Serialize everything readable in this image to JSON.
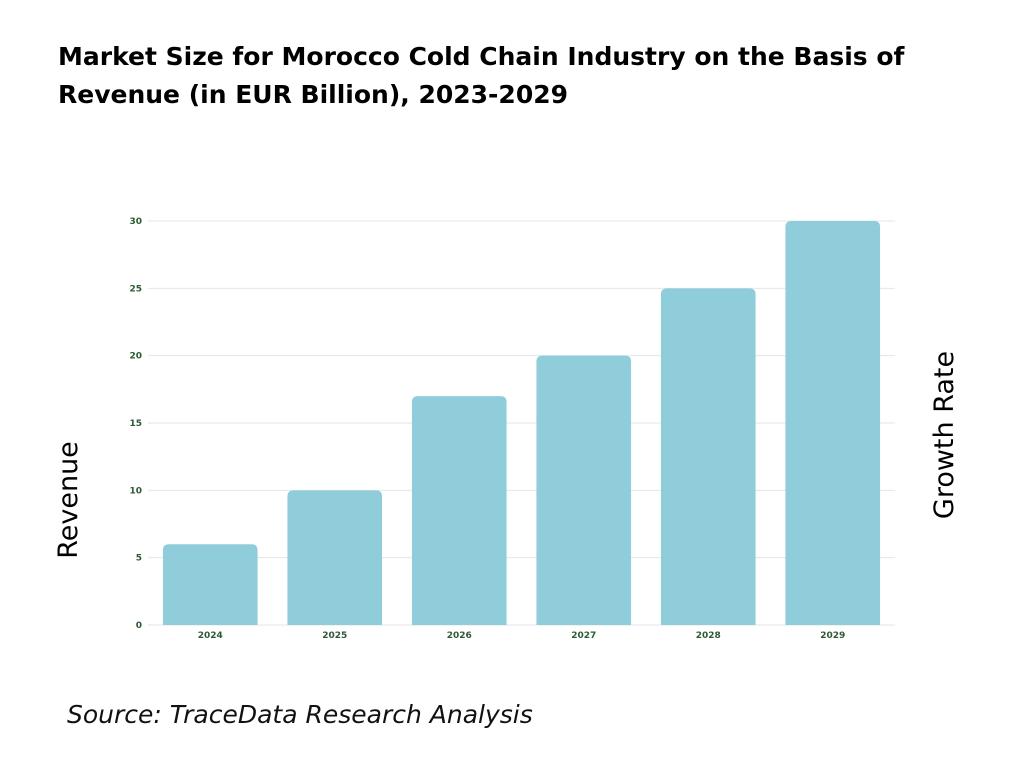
{
  "chart_data": {
    "type": "bar",
    "title": "Market Size for Morocco Cold Chain Industry on the Basis of Revenue (in EUR Billion), 2023-2029",
    "categories": [
      "2024",
      "2025",
      "2026",
      "2027",
      "2028",
      "2029"
    ],
    "values": [
      6,
      10,
      17,
      20,
      25,
      30
    ],
    "ylabel": "Revenue",
    "y2label": "Growth Rate",
    "ylim": [
      0,
      30
    ],
    "yticks": [
      0,
      5,
      10,
      15,
      20,
      25,
      30
    ],
    "grid": true,
    "colors": {
      "bar": "#8ecdd9",
      "tick_label": "#2d5a34",
      "grid": "#e6e6e6"
    }
  },
  "source": "Source: TraceData Research Analysis"
}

## Given problem
Keep every word of the data as it is when you write it out, but drop the pictures.

## The reply
Serialize everything readable in this image to JSON.
{
  "chart_data": {
    "type": "bar",
    "title": "Market Size for Morocco Cold Chain Industry on the Basis of Revenue (in EUR Billion), 2023-2029",
    "categories": [
      "2024",
      "2025",
      "2026",
      "2027",
      "2028",
      "2029"
    ],
    "values": [
      6,
      10,
      17,
      20,
      25,
      30
    ],
    "ylabel": "Revenue",
    "y2label": "Growth Rate",
    "ylim": [
      0,
      30
    ],
    "yticks": [
      0,
      5,
      10,
      15,
      20,
      25,
      30
    ],
    "grid": true,
    "colors": {
      "bar": "#8ecdd9",
      "tick_label": "#2d5a34",
      "grid": "#e6e6e6"
    }
  },
  "source": "Source: TraceData Research Analysis"
}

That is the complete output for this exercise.